— START Source passage —
Smart validation = less risk.
2) Finding your TRUE market size:
Justin didn't rely on gut feeling. He went where his potential customers hung out:
• Paleo forums
• CrossFit communities
• Reddit threads
• Mark's Daily Apple
He found FANATIC engagement around bone broth recipes, sourcing, and benefits
3) The Google Trends hack
Justin checked macro trends to confirm his micro observations.
He wasn't looking to build a 9-figure business at 24 - just wanted to make $10K/month with his brother.
Simple math: A few thousand customers spending a few hundred dollars a year = viable business.
4) The $15 MVP that ACTUALLY validated demand:
• $9.99 domain ([bonebroths.com](http://bonebroths.com/))
— END Source passage —
**Stated exercise 1**.
Answer these about the passage on Justin's bone broth validation:
(a) Where did Justin go to find his potential customers?
(b) How much did he want to make each month, and with whom?
(c) What did the domain cost?
**Stated exercise 2**. Could you write the next part of the passage on Justin's bone broth validation, picking up right after the $9.99 domain item?
— START Recorded data —
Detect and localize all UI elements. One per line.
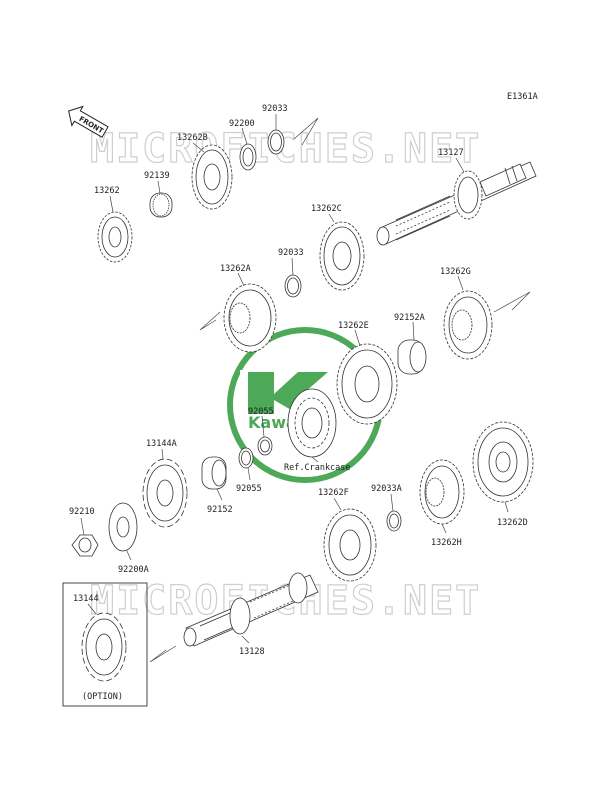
- collar-92152: [201, 456, 227, 490]
- nut-92210: [71, 534, 99, 557]
- label-13128: 13128: [239, 647, 265, 657]
- label-13262D: 13262D: [497, 518, 528, 528]
- label-92139: 92139: [144, 171, 170, 181]
- label-92152A: 92152A: [394, 313, 425, 323]
- watermark-text-top: MICROFICHES.NET: [90, 126, 481, 172]
- option-box: 13144 (OPTION): [62, 582, 148, 707]
- ball-bearing-ref-crankcase: [287, 388, 337, 458]
- label-13262G: 13262G: [440, 267, 471, 277]
- shaft-13127: [376, 161, 537, 246]
- label-13262A: 13262A: [220, 264, 251, 274]
- label-13144: 13144: [73, 594, 99, 604]
- gear-13262F: [323, 508, 377, 582]
- gear-13262A: [223, 283, 277, 353]
- ref-crankcase-note: Ref.Crankcase: [284, 463, 351, 473]
- washer-92200: [239, 143, 257, 171]
- label-13127: 13127: [438, 148, 464, 158]
- bearing-92139: [149, 192, 173, 218]
- label-92055-b: 92055: [236, 484, 262, 494]
- label-92200A: 92200A: [118, 565, 149, 575]
- gear-13262E: [336, 343, 398, 425]
- o-ring-92055-a: [257, 436, 273, 456]
- washer-92200A: [108, 502, 138, 552]
- gear-13262H: [419, 459, 465, 525]
- diagram-code: E1361A: [507, 92, 538, 102]
- shaft-13128: [149, 572, 319, 663]
- gear-13262B: [191, 144, 233, 210]
- axis-line-right: [493, 291, 531, 313]
- label-92033-top: 92033: [262, 104, 288, 114]
- label-13262C: 13262C: [311, 204, 342, 214]
- gear-13262G: [443, 290, 493, 360]
- axis-line-top: [293, 117, 319, 146]
- label-13262: 13262: [94, 186, 120, 196]
- label-92055-a: 92055: [248, 407, 274, 417]
- sprocket-13144: [81, 612, 127, 682]
- label-13262F: 13262F: [318, 488, 349, 498]
- label-13144A: 13144A: [146, 439, 177, 449]
- sprocket-13144A: [142, 458, 188, 528]
- label-92200: 92200: [229, 119, 255, 129]
- label-92210: 92210: [69, 507, 95, 517]
- label-13262B: 13262B: [177, 133, 208, 143]
- option-note: (OPTION): [82, 692, 123, 702]
- axis-line-left: [199, 311, 221, 331]
- label-92152: 92152: [207, 505, 233, 515]
- front-arrow-icon: FRONT: [68, 105, 109, 138]
- collar-92152A: [397, 339, 427, 375]
- gear-13262C: [319, 221, 365, 291]
- label-92033-mid: 92033: [278, 248, 304, 258]
- label-13262H: 13262H: [431, 538, 462, 548]
- label-92033A: 92033A: [371, 484, 402, 494]
- label-13262E: 13262E: [338, 321, 369, 331]
- gear-13262: [97, 211, 133, 263]
- gear-13262D: [472, 421, 534, 503]
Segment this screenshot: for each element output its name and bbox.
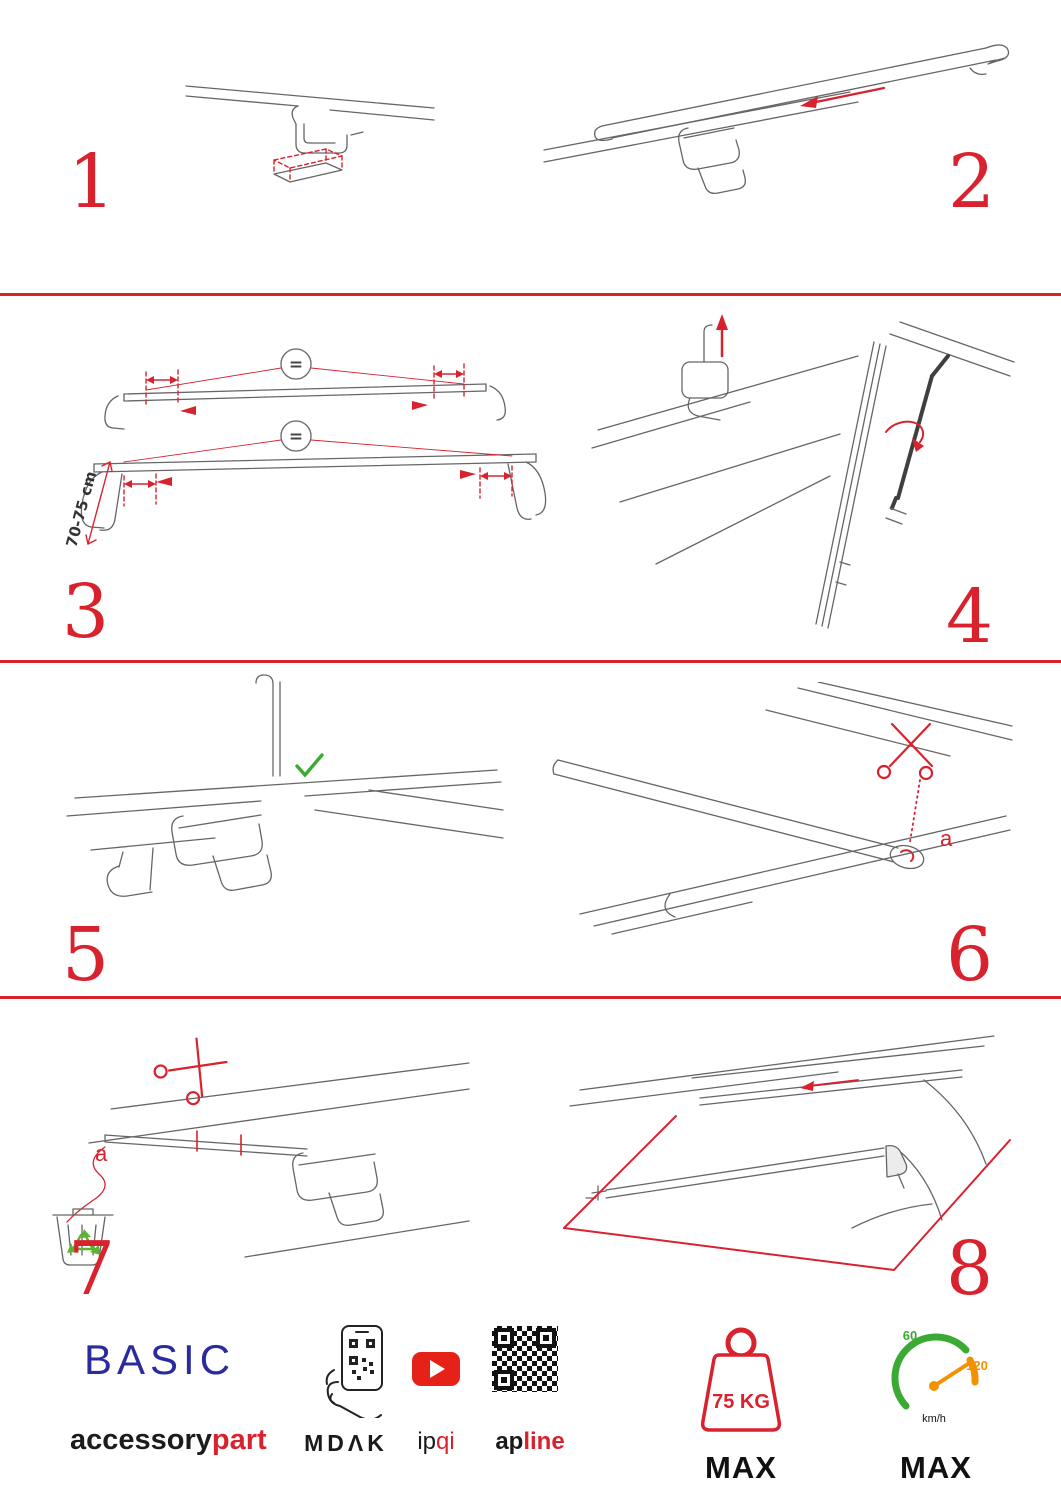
dimension-marks [123, 363, 513, 507]
step-7-illustration: a [52, 1037, 470, 1266]
qr-code-icon [492, 1326, 558, 1392]
partner-apline: apline [488, 1428, 572, 1456]
speed-low-label: 60 [903, 1328, 917, 1343]
brand-sub-black: accessory [70, 1424, 212, 1456]
brand-subtitle: accessorypart [70, 1424, 267, 1457]
equal-symbol-bottom: = [289, 427, 303, 447]
section-divider [0, 996, 1061, 999]
max-weight-label: MAX [705, 1450, 777, 1485]
step-8-number: 8 [946, 1226, 994, 1312]
slide-arrow [800, 86, 886, 108]
youtube-icon [412, 1352, 460, 1386]
phone-qr-icon [325, 1325, 383, 1418]
step-3-number: 3 [62, 569, 110, 655]
cut-part-label: a [940, 826, 953, 851]
step-5-illustration [66, 674, 504, 897]
qr-finder [536, 1328, 556, 1348]
max-speed-label: MAX [900, 1450, 972, 1485]
qr-finder [494, 1328, 514, 1348]
step-2-illustration [543, 44, 1010, 194]
step-1-number: 1 [68, 139, 116, 225]
pad-highlight [273, 148, 343, 183]
partner-mdak: MDΛK [304, 1430, 388, 1456]
bar-distance-label: 70-75 cm [62, 469, 100, 549]
section-divider [0, 660, 1061, 663]
max-weight-value: 75 KG [712, 1391, 770, 1413]
speedometer-icon: 60 120 km/h [891, 1328, 988, 1425]
brand-sub-red: part [211, 1424, 267, 1456]
step-6-illustration: a [552, 682, 1013, 935]
play-icon [430, 1360, 445, 1378]
partner-apline-red: line [523, 1428, 565, 1455]
insert-arrow [716, 314, 728, 358]
step-3-illustration: = = 70-75 cm [62, 348, 547, 549]
partner-apline-black: ap [495, 1428, 524, 1455]
step-2-number: 2 [948, 139, 996, 225]
step-5-number: 5 [62, 912, 110, 998]
rotate-arrow [885, 420, 925, 452]
weight-icon: 75 KG [700, 1327, 782, 1432]
scissors-icon [876, 722, 934, 781]
slide-arrow [800, 1079, 859, 1091]
equal-symbol-top: = [289, 355, 303, 375]
speed-high-label: 120 [966, 1358, 988, 1373]
partner-ipqi-red: qi [436, 1428, 455, 1455]
roof-area-outline [563, 1115, 1011, 1271]
speed-unit-label: km/h [922, 1413, 946, 1425]
scissors-icon [153, 1037, 228, 1106]
step-1-illustration [185, 85, 435, 183]
step-8-illustration [563, 1035, 1011, 1271]
distance-arrow [85, 461, 113, 545]
partner-ipqi-black: ip [417, 1428, 436, 1455]
hex-key-icon [890, 354, 950, 510]
brand-logo: BASIC [84, 1336, 236, 1383]
step-4-illustration [591, 314, 1015, 629]
section-divider [0, 293, 1061, 296]
recycle-icon [67, 1229, 100, 1255]
partner-ipqi: ipqi [408, 1428, 464, 1456]
check-icon [295, 753, 324, 778]
step-6-number: 6 [946, 912, 994, 998]
step-4-number: 4 [946, 574, 994, 660]
qr-finder [494, 1370, 514, 1390]
step-7-number: 7 [68, 1226, 116, 1312]
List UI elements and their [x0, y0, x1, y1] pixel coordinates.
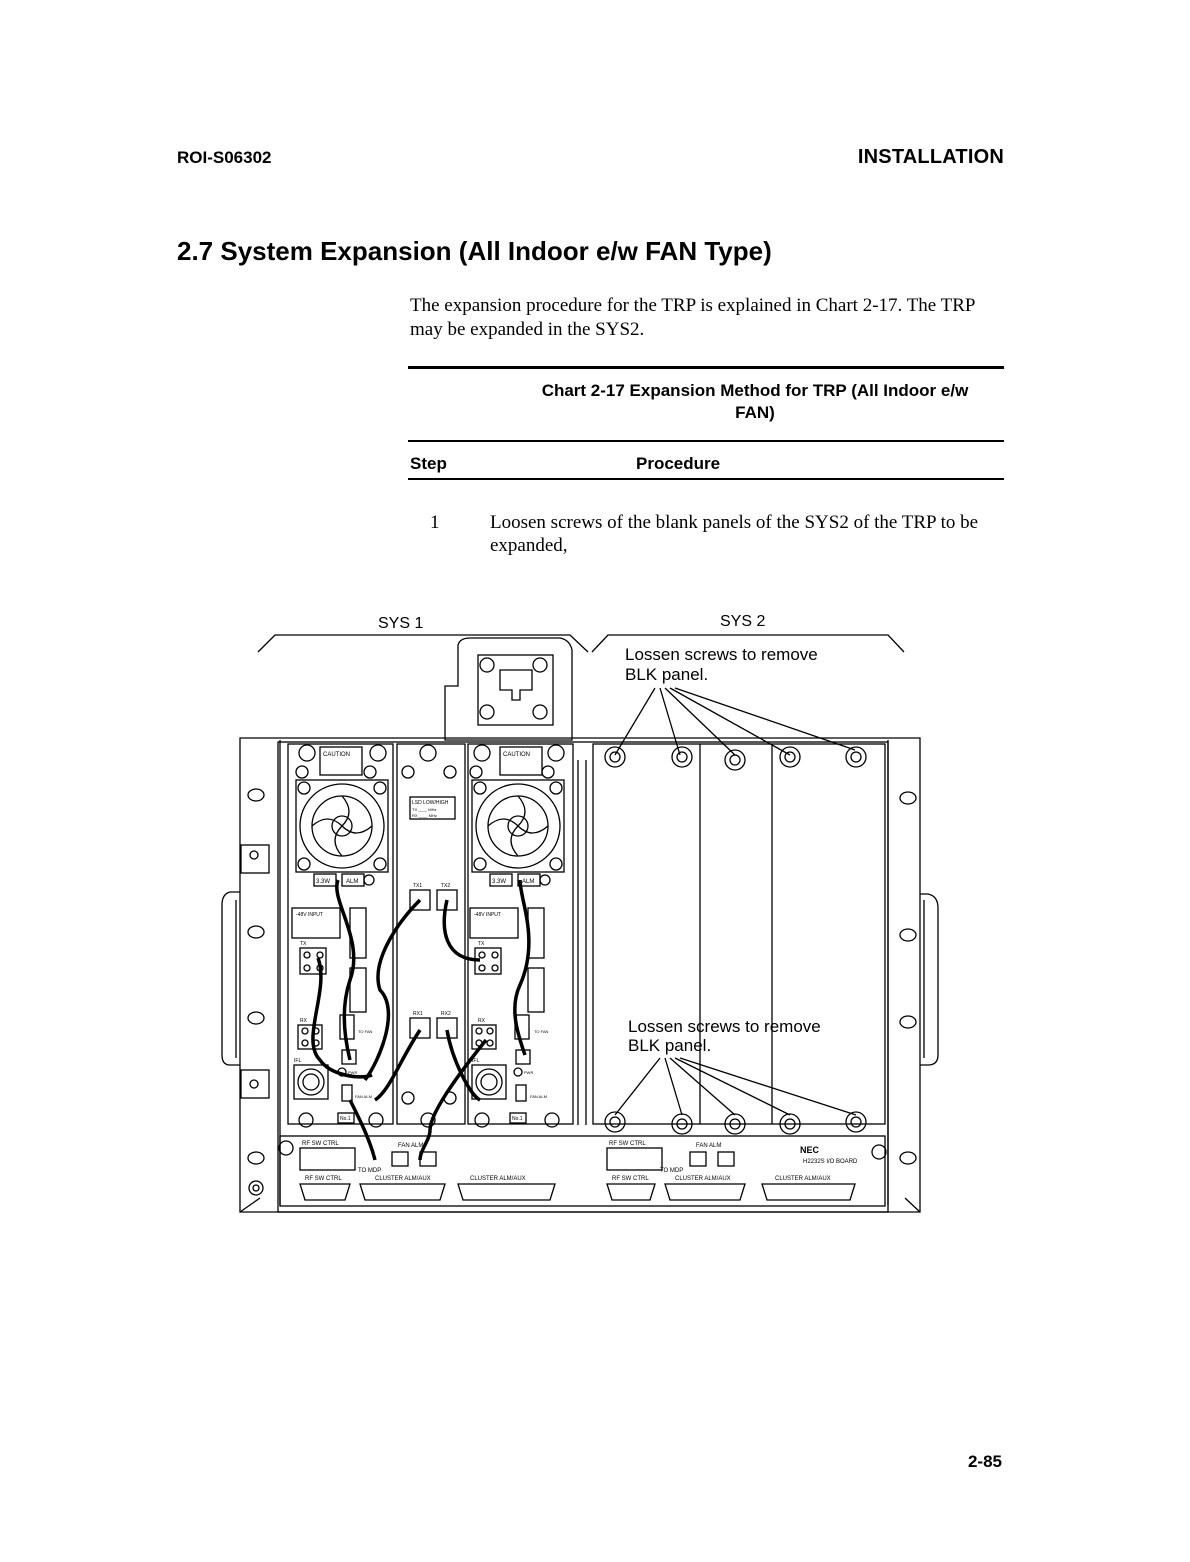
rf-sw-ctrl-label-3: RF SW CTRL [609, 1141, 646, 1147]
callout-bottom-line1: Lossen screws to remove [628, 1017, 821, 1036]
rf-sw-ctrl-label-1: RF SW CTRL [302, 1141, 339, 1147]
nec-logo-label: NEC [800, 1145, 820, 1155]
step-text: Loosen screws of the blank panels of the… [490, 512, 979, 556]
to-fan-label-2: TO FAN [534, 1029, 548, 1034]
chart-header-rule [408, 478, 1004, 480]
cluster-label-4: CLUSTER ALM/AUX [775, 1176, 831, 1182]
to-mdp-label-1: TO MDP [358, 1168, 381, 1174]
step-number: 1 [430, 512, 440, 533]
tx2-label: TX2 [441, 883, 450, 889]
chart-title: Chart 2-17 Expansion Method for TRP (All… [500, 380, 1010, 424]
tx-label-2: TX [478, 941, 485, 947]
rx-label-1: RX [300, 1018, 308, 1024]
intro-paragraph: The expansion procedure for the TRP is e… [410, 295, 975, 340]
power-label-1: 3.3W [316, 879, 330, 885]
doc-id: ROI-S06302 [177, 148, 272, 167]
tx-label-1: TX [300, 941, 307, 947]
mounting-hanger [444, 637, 573, 741]
rx1-label: RX1 [413, 1011, 423, 1017]
rf-sw-ctrl-label-2: RF SW CTRL [305, 1176, 342, 1182]
ifl-label-2: IFL [472, 1058, 479, 1064]
sys2-bracket [591, 634, 905, 653]
rx-mhz-label: RX ____ MHz [412, 813, 437, 818]
pwr-label-1: PWR [348, 1070, 357, 1075]
fan-alm-label-1: FAN ALM [355, 1094, 372, 1099]
dc-input-label-1: -48V INPUT [296, 912, 323, 918]
caution-label-1: CAUTION [323, 752, 350, 758]
tx-mhz-label: TX ____ MHz [412, 807, 436, 812]
column-header-step: Step [410, 454, 447, 473]
callout-top-line1: Lossen screws to remove [625, 645, 818, 664]
io-board: RF SW CTRL FAN ALM TO MDP RF SW CTRL CLU… [278, 1135, 887, 1207]
chart-title-line1: Chart 2-17 Expansion Method for TRP (All… [541, 381, 969, 400]
alm-label-1: ALM [346, 879, 358, 885]
cluster-label-2: CLUSTER ALM/AUX [470, 1176, 526, 1182]
callout-bottom-line2: BLK panel. [628, 1036, 711, 1055]
fan-alm-conn-label-2: FAN ALM [696, 1143, 721, 1149]
caution-label-2: CAUTION [503, 752, 530, 758]
alm-label-2: ALM [522, 879, 534, 885]
cluster-label-1: CLUSTER ALM/AUX [375, 1176, 431, 1182]
sys2-blank-panels [592, 743, 886, 1135]
chassis [221, 737, 939, 1213]
chart-title-line2: FAN) [735, 403, 775, 423]
sys1-bracket [257, 634, 589, 653]
chart-title-rule [408, 440, 1004, 442]
rf-cables [311, 879, 531, 1161]
no1-label-1: No.1 [340, 1116, 351, 1122]
fan-alm-conn-label-1: FAN ALM [398, 1143, 423, 1149]
page-number: 2-85 [967, 1452, 1002, 1471]
callout-bottom-leaders [614, 1057, 857, 1116]
to-fan-label-1: TO FAN [358, 1029, 372, 1034]
section-title: 2.7 System Expansion (All Indoor e/w FAN… [177, 236, 772, 266]
middle-panel-1: LSD LOW/HIGH TX ____ MHz RX ____ MHz TX1… [396, 743, 466, 1128]
ifl-label-1: IFL [294, 1058, 301, 1064]
lsd-label: LSD LOW/HIGH [412, 800, 449, 806]
rx2-label: RX2 [441, 1011, 451, 1017]
callout-top-line2: BLK panel. [625, 665, 708, 684]
power-label-2: 3.3W [492, 879, 506, 885]
to-mdp-label-2: TO MDP [660, 1168, 683, 1174]
tx1-label: TX1 [413, 883, 422, 889]
fan-unit-1: CAUTION 3.3W ALM -48V INPUT TX RX TO FAN… [287, 743, 394, 1128]
dc-input-label-2: -48V INPUT [474, 912, 501, 918]
callout-top-leaders [614, 687, 856, 756]
rf-sw-ctrl-label-4: RF SW CTRL [612, 1176, 649, 1182]
fan-alm-label-2: FAN ALM [530, 1094, 547, 1099]
io-board-label: H2232S I/O BOARD [803, 1159, 858, 1165]
chapter-title: INSTALLATION [857, 146, 1004, 168]
pwr-label-2: PWR [524, 1070, 533, 1075]
rx-label-2: RX [478, 1018, 486, 1024]
no1-label-2: No.1 [512, 1116, 523, 1122]
cluster-label-3: CLUSTER ALM/AUX [675, 1176, 731, 1182]
sys2-label: SYS 2 [720, 613, 765, 630]
chart-top-rule [408, 366, 1004, 369]
column-header-procedure: Procedure [636, 454, 721, 473]
sys1-label: SYS 1 [378, 615, 423, 632]
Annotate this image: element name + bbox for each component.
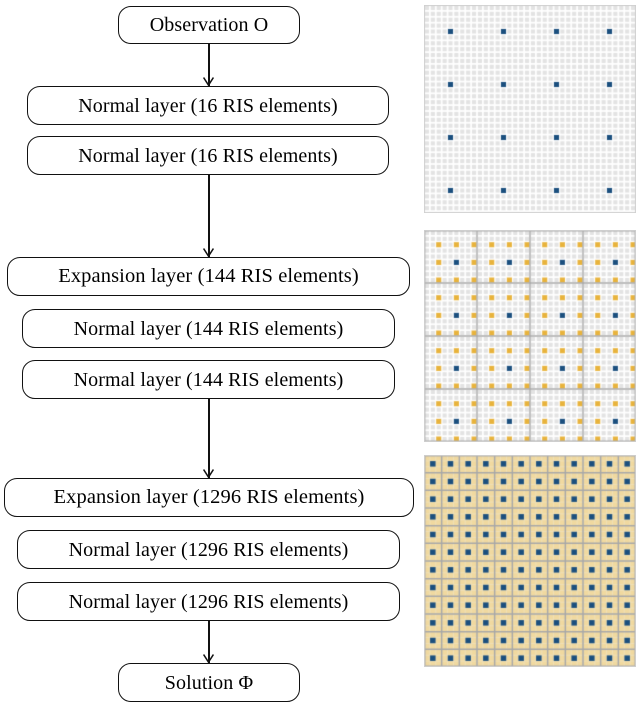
— END Recorded data —
**Exercise response 1**.
(a) Paleo forums, CrossFit communities, Reddit threads, and Mark's Daily Apple.
(b) $10K a month, with his brother.
(c) $9.99.

**Exercise response 2**.
• $5 logo from Fiverr
• Basic landing page on Unbounce
No product. No fancy design. Just a simple page highlighting benefits that his target audience cared about:
- Healing leaky gut
- Convenience
- Organic ingredients
5) The GENIUS pricing strategy:
Justin priced at $29.99 for 16oz - 6X MORE than grocery store broth!
His thinking: "If people will pay this much for a product they've never tasted from a sketchy landing page, they REALLY want it."
High price = strong signal of demand.